Simone Biles shows us all how it's done

Simone Biles became the most decorated gymnast in history last weekend at the World Artistic Gymnastics Championships in Antwerp, Belgium.

She won four gold medals - in team, all-around, beam and floor competitions - along with a silver medal in vault. (Her lowest finish in her weakest event, the uneven bars, was fifth.)

The story has some nice symmetry. It was 10 years ago in Antwerp that Biles won her first all-around world title at age 16. In that span she's earned 25 medals (19 gold) at the World Championships and seven (four gold) at the Olympics.

She also took an almost two-year break from competition after pulling out of the Tokyo Olympics in 2021. Critics were ruthless, but her supporters were even louder.

Since then, she's been busy - personally and professionally. She was named Time Athlete of the Year in 2021 and received the Medal of Freedom from President Joe Biden in July 2022. Her photo was featured on a box of Wheaties and award nominations were too numerous to count.

She wrote a book, "Courage to Soar: A Body in Motion, A Life in Balance" and is the subject of a Facebook Original docuseries titled "Simone vs. Herself."

* **Exercise directions**: Can you reproduce the Simone Biles article word for word, from "Simone Biles became" up to and including "at the Olympics."?

* **Extracted records**:
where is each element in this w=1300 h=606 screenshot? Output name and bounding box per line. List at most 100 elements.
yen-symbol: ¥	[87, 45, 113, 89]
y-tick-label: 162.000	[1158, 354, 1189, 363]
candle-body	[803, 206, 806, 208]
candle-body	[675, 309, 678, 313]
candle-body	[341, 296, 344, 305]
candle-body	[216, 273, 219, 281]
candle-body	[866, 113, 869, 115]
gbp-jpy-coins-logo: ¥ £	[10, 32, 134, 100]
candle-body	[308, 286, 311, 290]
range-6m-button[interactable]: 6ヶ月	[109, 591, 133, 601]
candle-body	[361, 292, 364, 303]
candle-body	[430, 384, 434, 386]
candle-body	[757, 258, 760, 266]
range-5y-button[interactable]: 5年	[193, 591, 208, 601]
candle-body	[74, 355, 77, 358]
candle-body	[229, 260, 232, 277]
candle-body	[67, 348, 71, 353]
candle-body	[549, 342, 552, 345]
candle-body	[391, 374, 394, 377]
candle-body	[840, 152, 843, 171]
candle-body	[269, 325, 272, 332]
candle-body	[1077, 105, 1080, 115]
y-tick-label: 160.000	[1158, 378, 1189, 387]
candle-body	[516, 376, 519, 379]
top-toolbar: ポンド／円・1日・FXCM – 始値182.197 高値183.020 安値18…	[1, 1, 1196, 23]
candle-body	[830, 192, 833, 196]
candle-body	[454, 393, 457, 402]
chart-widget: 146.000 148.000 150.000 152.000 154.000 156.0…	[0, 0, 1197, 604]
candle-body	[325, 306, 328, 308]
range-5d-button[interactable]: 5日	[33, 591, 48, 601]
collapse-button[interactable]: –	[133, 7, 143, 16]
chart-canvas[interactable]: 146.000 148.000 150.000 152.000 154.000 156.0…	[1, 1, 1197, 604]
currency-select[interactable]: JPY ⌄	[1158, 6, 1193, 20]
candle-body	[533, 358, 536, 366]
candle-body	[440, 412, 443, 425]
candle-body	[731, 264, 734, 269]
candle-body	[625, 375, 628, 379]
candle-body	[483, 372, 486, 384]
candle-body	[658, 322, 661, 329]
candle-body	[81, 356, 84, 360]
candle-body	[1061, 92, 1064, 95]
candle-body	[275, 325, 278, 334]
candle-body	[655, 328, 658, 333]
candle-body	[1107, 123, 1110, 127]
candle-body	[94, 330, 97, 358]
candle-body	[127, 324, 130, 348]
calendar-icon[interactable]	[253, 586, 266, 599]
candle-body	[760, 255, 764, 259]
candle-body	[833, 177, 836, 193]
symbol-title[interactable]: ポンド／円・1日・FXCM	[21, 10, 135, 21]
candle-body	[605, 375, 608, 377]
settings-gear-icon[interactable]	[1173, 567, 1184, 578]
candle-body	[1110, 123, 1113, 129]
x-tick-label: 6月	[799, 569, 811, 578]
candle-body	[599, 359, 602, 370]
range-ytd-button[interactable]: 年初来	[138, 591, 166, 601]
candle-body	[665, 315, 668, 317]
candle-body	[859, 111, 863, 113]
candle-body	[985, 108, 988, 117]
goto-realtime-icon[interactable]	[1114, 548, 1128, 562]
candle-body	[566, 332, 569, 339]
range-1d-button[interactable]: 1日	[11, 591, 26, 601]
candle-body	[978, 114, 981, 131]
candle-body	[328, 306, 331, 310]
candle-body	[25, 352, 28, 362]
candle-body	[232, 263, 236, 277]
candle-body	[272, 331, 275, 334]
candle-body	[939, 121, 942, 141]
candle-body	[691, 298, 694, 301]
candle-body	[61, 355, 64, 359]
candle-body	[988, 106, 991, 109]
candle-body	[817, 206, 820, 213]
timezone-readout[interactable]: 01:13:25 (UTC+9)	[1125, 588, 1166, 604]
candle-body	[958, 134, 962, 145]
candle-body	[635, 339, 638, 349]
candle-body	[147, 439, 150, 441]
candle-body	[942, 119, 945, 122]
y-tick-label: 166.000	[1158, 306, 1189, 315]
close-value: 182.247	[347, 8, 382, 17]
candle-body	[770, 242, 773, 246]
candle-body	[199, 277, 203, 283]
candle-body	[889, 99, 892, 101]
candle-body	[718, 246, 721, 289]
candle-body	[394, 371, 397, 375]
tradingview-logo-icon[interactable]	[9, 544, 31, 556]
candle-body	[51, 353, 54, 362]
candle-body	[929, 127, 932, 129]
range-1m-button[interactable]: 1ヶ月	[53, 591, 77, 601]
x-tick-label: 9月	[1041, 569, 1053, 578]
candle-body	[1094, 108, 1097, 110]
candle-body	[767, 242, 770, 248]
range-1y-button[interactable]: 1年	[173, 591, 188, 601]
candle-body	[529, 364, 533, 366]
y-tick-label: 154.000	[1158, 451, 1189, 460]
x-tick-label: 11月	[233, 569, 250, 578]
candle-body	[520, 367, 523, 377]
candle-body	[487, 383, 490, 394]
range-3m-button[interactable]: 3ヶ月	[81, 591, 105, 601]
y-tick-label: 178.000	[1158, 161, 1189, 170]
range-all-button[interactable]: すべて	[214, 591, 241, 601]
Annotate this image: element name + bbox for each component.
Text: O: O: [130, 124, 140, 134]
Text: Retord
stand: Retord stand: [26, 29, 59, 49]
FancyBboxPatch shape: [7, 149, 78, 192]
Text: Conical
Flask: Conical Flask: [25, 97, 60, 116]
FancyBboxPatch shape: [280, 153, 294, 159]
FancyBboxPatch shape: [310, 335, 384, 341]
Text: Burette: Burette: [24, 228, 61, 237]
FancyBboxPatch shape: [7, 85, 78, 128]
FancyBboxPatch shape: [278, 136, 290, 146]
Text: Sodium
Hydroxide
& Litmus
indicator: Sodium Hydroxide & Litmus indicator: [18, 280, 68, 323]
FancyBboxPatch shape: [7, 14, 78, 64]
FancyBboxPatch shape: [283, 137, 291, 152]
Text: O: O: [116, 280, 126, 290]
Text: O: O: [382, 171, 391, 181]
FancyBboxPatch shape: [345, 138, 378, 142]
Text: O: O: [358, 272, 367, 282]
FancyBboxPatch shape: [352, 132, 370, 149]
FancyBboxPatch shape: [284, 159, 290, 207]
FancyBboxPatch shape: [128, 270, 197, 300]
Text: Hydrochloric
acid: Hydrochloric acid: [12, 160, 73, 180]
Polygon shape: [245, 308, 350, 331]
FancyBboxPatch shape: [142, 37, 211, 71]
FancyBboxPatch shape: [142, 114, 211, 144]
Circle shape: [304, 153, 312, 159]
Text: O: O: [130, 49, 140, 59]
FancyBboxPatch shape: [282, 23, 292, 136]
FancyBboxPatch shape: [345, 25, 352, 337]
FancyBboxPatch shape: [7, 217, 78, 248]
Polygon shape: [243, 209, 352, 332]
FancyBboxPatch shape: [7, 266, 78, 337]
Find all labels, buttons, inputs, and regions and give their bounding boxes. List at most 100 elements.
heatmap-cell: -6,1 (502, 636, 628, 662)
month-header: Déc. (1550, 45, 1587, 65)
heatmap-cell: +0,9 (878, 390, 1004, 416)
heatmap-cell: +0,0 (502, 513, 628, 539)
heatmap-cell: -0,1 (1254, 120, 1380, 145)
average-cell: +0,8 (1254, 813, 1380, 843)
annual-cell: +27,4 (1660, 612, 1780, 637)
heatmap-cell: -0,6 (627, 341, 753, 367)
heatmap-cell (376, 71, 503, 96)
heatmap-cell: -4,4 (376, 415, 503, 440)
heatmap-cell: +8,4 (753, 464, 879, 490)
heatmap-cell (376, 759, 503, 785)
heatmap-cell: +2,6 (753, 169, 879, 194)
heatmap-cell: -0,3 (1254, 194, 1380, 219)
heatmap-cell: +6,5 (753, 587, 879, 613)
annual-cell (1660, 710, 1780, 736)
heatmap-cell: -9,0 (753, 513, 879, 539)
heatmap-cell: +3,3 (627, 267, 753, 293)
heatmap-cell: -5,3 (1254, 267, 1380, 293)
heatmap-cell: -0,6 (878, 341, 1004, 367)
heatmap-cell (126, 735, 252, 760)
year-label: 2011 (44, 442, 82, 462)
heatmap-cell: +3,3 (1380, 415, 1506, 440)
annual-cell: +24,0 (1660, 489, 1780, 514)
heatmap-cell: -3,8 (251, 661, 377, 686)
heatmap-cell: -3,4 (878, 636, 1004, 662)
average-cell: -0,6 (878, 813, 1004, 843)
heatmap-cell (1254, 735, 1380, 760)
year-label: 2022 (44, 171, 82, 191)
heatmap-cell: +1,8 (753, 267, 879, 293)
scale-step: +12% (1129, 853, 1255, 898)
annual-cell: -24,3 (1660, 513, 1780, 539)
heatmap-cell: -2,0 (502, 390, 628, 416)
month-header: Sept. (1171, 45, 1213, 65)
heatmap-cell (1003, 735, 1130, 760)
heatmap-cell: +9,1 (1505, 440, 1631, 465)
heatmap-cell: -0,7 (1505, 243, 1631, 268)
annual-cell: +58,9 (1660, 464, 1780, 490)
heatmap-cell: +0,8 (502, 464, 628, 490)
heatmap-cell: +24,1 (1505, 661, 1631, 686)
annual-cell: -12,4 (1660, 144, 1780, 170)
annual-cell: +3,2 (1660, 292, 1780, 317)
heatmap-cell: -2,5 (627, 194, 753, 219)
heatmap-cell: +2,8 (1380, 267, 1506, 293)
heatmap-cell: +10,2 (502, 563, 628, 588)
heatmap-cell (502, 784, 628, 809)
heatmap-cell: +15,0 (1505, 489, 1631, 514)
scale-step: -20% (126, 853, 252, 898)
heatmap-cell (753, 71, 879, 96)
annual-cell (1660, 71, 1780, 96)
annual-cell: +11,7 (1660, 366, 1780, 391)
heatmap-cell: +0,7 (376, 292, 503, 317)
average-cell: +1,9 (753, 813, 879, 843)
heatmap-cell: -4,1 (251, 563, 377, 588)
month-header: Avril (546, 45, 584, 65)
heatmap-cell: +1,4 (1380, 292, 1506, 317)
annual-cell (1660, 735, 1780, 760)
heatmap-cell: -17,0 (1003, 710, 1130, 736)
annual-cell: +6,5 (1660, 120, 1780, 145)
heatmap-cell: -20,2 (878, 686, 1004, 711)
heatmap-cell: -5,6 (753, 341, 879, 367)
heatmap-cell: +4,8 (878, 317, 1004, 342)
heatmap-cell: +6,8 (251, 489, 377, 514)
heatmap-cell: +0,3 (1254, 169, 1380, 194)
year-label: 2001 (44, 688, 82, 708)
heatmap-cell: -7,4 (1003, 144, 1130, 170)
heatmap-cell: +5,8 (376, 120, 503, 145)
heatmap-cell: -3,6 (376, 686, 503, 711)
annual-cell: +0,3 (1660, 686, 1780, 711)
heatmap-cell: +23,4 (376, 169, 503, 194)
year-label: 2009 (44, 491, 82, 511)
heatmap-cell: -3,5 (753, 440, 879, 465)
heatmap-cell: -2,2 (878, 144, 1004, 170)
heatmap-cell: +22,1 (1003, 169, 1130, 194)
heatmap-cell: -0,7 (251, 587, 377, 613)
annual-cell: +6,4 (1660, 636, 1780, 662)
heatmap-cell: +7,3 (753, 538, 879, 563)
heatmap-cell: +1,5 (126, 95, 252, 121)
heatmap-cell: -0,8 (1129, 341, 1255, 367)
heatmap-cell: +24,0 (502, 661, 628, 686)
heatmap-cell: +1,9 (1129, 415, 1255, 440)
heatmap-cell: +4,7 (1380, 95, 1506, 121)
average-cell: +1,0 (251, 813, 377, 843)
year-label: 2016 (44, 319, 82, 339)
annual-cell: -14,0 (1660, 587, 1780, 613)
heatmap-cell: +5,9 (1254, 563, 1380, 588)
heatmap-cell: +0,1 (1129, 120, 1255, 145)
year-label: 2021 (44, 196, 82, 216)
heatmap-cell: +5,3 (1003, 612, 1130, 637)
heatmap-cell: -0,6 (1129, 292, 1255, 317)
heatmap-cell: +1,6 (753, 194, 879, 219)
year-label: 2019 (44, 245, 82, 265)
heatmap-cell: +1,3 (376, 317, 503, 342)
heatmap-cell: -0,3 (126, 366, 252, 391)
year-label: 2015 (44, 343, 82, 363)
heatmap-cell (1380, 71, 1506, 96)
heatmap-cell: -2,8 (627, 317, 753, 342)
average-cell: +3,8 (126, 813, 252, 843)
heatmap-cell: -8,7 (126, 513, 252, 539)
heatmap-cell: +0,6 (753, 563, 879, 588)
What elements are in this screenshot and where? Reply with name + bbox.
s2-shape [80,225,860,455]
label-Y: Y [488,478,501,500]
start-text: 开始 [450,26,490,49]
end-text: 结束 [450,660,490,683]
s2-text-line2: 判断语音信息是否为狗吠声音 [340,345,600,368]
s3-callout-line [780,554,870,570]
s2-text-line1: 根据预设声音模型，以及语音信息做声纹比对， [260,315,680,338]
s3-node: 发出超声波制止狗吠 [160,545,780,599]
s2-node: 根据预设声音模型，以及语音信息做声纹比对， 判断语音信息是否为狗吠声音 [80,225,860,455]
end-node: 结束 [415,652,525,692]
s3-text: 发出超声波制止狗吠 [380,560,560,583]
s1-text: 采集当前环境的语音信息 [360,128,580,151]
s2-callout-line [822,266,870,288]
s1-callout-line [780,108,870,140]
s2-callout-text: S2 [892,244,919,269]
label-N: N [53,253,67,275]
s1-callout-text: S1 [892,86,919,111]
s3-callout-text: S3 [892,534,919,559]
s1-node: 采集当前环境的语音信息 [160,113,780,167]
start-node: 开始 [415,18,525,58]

* **Written solution**:
Simone Biles became the most decorated gymnast in history last weekend at the World Artistic Gymnastics Championships in Antwerp, Belgium.

She won four gold medals - in team, all-around, beam and floor competitions - along with a silver medal in vault. (Her lowest finish in her weakest event, the uneven bars, was fifth.)

The story has some nice symmetry. It was 10 years ago in Antwerp that Biles won her first all-around world title at age 16. In that span she's earned 25 medals (19 gold) at the World Championships and seven (four gold) at the Olympics.